→ **Aim**:
Write the material out again, line by line, exactly as it is.

-------- Material --------

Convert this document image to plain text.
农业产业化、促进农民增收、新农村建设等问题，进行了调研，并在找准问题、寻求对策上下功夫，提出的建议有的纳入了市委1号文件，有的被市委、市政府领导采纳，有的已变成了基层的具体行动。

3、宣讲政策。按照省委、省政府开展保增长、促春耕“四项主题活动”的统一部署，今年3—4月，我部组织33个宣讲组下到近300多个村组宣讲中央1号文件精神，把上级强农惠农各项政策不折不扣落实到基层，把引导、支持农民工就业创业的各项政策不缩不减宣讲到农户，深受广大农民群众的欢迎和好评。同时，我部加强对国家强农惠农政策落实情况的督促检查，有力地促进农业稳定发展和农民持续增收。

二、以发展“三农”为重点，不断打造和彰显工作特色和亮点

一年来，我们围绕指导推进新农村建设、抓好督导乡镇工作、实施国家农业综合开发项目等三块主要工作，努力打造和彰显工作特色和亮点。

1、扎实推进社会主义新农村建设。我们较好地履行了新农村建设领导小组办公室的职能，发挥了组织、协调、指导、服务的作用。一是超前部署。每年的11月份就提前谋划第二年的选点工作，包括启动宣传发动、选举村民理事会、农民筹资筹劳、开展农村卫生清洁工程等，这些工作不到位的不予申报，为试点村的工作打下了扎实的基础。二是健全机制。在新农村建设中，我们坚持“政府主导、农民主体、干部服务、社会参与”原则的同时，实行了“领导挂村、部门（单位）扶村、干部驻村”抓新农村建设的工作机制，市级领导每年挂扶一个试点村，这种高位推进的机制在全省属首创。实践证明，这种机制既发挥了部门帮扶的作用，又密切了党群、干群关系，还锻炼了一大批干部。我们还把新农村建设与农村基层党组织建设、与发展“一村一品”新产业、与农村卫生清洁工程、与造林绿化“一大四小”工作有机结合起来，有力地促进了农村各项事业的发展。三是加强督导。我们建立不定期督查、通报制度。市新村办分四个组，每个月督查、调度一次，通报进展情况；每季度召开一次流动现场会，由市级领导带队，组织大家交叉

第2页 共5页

--------

→ **Right answer**:
Convert this document image to plain text.
农业产业化、促进农民增收、新农村建设等问题，进行了调研，并在找准问题、寻求对策上下功夫，提出的建议有的纳入了市委1号文件，有的被市委、市政府领导采纳，有的已变成了基层的具体行动。

3、宣讲政策。按照省委、省政府开展保增长、促春耕“四项主题活动”的统一部署，今年3—4月，我部组织33个宣讲组下到近300多个村组宣讲中央1号文件精神，把上级强农惠农各项政策不折不扣落实到基层，把引导、支持农民工就业创业的各项政策不缩不减宣讲到农户，深受广大农民群众的欢迎和好评。同时，我部加强对国家强农惠农政策落实情况的督促检查，有力地促进农业稳定发展和农民持续增收。

二、以发展“三农”为重点，不断打造和彰显工作特色和亮点

一年来，我们围绕指导推进新农村建设、抓好督导乡镇工作、实施国家农业综合开发项目等三块主要工作，努力打造和彰显工作特色和亮点。

1、扎实推进社会主义新农村建设。我们较好地履行了新农村建设领导小组办公室的职能，发挥了组织、协调、指导、服务的作用。一是超前部署。每年的11月份就提前谋划第二年的选点工作，包括启动宣传发动、选举村民理事会、农民筹资筹劳、开展农村卫生清洁工程等，这些工作不到位的不予申报，为试点村的工作打下了扎实的基础。二是健全机制。在新农村建设中，我们坚持“政府主导、农民主体、干部服务、社会参与”原则的同时，实行了“领导挂村、部门（单位）扶村、干部驻村”抓新农村建设的工作机制，市级领导每年挂扶一个试点村，这种高位推进的机制在全省属首创。实践证明，这种机制既发挥了部门帮扶的作用，又密切了党群、干群关系，还锻炼了一大批干部。我们还把新农村建设与农村基层党组织建设、与发展“一村一品”新产业、与农村卫生清洁工程、与造林绿化“一大四小”工作有机结合起来，有力地促进了农村各项事业的发展。三是加强督导。我们建立不定期督查、通报制度。市新村办分四个组，每个月督查、调度一次，通报进展情况；每季度召开一次流动现场会，由市级领导带队，组织大家交叉

第2页 共5页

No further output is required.